▶ _PROBLEM REQUIREMENTS_: Find the lines that contain the word "kuzatiladigan" and copy each one.

▶ _RECORDS_:

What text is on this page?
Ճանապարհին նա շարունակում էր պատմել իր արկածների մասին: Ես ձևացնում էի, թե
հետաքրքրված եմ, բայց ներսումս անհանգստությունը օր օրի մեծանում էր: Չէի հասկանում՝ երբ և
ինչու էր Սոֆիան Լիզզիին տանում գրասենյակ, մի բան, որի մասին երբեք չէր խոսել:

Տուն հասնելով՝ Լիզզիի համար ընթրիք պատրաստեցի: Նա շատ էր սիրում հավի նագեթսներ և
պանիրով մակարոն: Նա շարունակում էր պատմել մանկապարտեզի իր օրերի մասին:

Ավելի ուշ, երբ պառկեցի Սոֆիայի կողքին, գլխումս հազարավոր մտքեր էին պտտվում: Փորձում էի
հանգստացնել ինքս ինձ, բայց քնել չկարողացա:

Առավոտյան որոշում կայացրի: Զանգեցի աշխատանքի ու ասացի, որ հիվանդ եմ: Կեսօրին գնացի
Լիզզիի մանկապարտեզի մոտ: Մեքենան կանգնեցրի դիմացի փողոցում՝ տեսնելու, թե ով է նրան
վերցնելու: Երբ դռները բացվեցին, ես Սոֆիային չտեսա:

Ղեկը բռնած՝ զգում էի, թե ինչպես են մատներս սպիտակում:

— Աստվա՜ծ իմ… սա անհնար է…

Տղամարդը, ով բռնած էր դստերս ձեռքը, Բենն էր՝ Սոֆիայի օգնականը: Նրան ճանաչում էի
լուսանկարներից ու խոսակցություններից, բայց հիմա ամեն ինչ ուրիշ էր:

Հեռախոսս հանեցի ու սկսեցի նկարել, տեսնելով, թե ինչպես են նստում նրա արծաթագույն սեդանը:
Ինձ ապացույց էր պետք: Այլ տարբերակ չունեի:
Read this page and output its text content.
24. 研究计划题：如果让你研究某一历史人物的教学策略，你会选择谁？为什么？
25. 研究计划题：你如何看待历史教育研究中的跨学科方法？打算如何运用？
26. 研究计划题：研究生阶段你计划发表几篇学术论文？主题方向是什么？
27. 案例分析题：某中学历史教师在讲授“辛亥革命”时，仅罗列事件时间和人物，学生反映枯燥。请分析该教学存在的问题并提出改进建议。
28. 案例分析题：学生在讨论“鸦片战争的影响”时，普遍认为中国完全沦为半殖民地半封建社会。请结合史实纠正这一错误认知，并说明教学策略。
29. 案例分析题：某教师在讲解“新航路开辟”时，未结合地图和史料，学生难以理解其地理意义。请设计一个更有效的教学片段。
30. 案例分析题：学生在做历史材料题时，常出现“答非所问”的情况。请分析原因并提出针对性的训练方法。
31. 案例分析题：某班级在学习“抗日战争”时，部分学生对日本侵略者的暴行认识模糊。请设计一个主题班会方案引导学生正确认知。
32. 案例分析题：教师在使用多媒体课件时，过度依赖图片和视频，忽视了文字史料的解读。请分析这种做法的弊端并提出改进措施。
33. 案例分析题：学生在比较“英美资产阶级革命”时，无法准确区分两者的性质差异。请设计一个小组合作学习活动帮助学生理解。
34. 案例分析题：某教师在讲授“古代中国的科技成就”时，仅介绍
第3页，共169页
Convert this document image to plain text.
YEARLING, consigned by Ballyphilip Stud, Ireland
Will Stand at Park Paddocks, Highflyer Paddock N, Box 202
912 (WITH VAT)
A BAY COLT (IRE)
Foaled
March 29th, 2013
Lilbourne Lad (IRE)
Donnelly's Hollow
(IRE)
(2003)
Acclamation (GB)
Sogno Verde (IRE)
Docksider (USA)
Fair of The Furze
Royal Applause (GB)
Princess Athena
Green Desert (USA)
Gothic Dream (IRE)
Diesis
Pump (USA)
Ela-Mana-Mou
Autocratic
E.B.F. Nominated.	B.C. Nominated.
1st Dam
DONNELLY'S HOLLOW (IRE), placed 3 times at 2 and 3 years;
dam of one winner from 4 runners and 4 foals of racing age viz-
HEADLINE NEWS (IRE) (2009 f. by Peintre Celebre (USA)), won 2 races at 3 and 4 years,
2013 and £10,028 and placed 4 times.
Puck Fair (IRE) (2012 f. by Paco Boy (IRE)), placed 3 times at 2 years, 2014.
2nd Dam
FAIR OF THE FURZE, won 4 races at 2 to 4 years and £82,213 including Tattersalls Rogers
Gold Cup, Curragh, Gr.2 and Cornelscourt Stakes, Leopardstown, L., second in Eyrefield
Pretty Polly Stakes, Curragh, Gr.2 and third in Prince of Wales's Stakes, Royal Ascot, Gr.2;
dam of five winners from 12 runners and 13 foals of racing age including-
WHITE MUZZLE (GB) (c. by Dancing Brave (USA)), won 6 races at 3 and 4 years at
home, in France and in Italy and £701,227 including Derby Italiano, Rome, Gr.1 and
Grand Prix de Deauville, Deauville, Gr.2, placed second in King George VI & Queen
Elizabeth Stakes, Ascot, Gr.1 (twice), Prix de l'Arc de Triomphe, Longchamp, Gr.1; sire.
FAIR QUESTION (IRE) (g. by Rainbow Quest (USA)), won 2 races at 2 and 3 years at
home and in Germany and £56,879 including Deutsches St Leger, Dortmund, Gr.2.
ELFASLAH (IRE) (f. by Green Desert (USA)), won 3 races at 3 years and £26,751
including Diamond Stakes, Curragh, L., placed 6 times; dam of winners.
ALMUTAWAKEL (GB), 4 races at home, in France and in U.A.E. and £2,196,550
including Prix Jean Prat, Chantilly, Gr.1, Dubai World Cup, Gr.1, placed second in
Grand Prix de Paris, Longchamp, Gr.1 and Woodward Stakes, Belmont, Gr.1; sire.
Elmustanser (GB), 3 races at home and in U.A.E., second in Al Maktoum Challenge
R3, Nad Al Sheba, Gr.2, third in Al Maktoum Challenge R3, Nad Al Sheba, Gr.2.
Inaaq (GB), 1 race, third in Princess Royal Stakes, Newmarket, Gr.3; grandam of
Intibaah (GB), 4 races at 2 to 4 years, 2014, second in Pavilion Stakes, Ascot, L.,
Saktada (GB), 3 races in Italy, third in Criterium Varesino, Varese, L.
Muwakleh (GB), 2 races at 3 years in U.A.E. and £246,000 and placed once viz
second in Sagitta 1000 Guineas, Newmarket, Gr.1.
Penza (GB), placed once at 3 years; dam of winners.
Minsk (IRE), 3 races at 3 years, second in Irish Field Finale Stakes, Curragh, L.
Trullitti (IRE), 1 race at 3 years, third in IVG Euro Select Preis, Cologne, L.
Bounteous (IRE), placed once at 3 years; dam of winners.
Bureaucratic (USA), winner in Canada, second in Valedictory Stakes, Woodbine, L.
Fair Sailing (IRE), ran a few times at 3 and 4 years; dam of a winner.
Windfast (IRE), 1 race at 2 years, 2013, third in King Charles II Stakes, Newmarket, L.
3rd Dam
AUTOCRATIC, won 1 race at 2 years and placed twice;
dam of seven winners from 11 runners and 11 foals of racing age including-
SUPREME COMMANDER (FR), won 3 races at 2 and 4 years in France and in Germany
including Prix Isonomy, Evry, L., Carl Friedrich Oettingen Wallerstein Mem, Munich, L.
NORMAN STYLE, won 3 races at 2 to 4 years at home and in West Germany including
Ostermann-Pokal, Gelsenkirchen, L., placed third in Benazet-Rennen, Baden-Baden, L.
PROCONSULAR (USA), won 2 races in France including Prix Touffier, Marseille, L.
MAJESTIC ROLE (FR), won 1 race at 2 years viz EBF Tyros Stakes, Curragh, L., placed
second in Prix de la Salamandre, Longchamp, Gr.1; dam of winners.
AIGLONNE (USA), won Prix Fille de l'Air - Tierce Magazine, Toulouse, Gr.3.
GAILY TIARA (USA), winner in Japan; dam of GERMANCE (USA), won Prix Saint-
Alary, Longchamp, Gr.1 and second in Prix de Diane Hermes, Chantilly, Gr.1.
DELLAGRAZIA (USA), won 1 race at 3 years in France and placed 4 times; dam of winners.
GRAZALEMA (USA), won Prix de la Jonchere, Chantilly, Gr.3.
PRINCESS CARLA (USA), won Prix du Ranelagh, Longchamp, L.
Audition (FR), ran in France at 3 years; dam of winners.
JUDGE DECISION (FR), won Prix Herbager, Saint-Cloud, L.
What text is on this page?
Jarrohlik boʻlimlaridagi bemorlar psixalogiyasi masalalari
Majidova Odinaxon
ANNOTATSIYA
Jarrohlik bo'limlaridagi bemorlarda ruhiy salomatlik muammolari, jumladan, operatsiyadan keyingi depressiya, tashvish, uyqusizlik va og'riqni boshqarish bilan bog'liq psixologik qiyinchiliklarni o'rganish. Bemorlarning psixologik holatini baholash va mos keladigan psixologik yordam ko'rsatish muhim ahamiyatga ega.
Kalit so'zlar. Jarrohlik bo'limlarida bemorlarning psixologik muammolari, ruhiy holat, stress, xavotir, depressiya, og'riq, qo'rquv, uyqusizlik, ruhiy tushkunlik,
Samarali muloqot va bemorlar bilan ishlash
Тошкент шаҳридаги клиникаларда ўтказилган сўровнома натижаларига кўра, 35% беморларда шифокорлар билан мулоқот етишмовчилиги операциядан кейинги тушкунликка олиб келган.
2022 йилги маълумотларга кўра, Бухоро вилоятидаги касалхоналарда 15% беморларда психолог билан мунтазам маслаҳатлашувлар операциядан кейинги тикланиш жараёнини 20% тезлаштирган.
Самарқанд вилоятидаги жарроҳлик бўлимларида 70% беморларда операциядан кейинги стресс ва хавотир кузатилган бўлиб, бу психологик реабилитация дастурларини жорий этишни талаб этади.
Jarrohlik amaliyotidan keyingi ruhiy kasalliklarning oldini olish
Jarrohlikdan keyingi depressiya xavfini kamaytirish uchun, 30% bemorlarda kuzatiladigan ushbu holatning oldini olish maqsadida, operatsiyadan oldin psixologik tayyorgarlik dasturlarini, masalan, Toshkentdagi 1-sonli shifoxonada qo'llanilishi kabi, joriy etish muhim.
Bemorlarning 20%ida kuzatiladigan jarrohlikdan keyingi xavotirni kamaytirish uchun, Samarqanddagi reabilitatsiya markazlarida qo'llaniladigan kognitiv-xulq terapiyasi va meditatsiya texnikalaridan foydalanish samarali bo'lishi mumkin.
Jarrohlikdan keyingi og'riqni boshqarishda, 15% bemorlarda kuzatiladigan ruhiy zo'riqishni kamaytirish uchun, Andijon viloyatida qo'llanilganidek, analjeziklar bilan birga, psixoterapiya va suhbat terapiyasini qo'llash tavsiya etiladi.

▶ _RESULT OF THIS EXERCISE_:
Jarrohlikdan keyingi depressiya xavfini kamaytirish uchun, 30% bemorlarda kuzatiladigan ushbu holatning oldini olish maqsadida, operatsiyadan oldin psixologik tayyorgarlik dasturlarini, masalan, Toshkentdagi 1-sonli shifoxonada qo'llanilishi kabi, joriy etish muhim.
Bemorlarning 20%ida kuzatiladigan jarrohlikdan keyingi xavotirni kamaytirish uchun, Samarqanddagi reabilitatsiya markazlarida qo'llaniladigan kognitiv-xulq terapiyasi va meditatsiya texnikalaridan foydalanish samarali bo'lishi mumkin.
Jarrohlikdan keyingi og'riqni boshqarishda, 15% bemorlarda kuzatiladigan ruhiy zo'riqishni kamaytirish uchun, Andijon viloyatida qo'llanilganidek, analjeziklar bilan birga, psixoterapiya va suhbat terapiyasini qo'llash tavsiya etiladi.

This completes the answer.